_WORK TO BE COMPLETED_
Without altering anything, repeat each of the records.

--- Start of RECORDED DATA ---

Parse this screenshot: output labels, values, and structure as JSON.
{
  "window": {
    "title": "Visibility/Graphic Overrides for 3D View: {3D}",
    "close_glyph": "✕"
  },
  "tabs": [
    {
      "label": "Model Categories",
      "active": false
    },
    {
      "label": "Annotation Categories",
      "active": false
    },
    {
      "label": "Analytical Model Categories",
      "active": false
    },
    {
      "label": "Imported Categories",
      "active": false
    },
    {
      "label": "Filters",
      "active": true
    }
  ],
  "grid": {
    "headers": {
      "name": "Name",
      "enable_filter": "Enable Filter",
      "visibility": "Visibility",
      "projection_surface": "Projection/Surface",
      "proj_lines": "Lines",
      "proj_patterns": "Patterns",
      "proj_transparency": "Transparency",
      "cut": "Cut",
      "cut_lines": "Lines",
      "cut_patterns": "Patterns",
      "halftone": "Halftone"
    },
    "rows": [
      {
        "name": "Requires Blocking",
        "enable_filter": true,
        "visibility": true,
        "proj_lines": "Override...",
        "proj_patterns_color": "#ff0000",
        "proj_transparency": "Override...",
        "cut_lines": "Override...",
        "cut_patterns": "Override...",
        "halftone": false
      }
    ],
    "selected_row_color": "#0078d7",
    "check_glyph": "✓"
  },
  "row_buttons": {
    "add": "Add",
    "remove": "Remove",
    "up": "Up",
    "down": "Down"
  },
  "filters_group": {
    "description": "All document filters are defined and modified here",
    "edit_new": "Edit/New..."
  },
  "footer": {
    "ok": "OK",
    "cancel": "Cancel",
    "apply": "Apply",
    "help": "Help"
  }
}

--- End of RECORDED DATA ---

_THE SOLUTION_
Parse this screenshot: output labels, values, and structure as JSON.
{
  "window": {
    "title": "Visibility/Graphic Overrides for 3D View: {3D}",
    "close_glyph": "✕"
  },
  "tabs": [
    {
      "label": "Model Categories",
      "active": false
    },
    {
      "label": "Annotation Categories",
      "active": false
    },
    {
      "label": "Analytical Model Categories",
      "active": false
    },
    {
      "label": "Imported Categories",
      "active": false
    },
    {
      "label": "Filters",
      "active": true
    }
  ],
  "grid": {
    "headers": {
      "name": "Name",
      "enable_filter": "Enable Filter",
      "visibility": "Visibility",
      "projection_surface": "Projection/Surface",
      "proj_lines": "Lines",
      "proj_patterns": "Patterns",
      "proj_transparency": "Transparency",
      "cut": "Cut",
      "cut_lines": "Lines",
      "cut_patterns": "Patterns",
      "halftone": "Halftone"
    },
    "rows": [
      {
        "name": "Requires Blocking",
        "enable_filter": true,
        "visibility": true,
        "proj_lines": "Override...",
        "proj_patterns_color": "#ff0000",
        "proj_transparency": "Override...",
        "cut_lines": "Override...",
        "cut_patterns": "Override...",
        "halftone": false
      }
    ],
    "selected_row_color": "#0078d7",
    "check_glyph": "✓"
  },
  "row_buttons": {
    "add": "Add",
    "remove": "Remove",
    "up": "Up",
    "down": "Down"
  },
  "filters_group": {
    "description": "All document filters are defined and modified here",
    "edit_new": "Edit/New..."
  },
  "footer": {
    "ok": "OK",
    "cancel": "Cancel",
    "apply": "Apply",
    "help": "Help"
  }
}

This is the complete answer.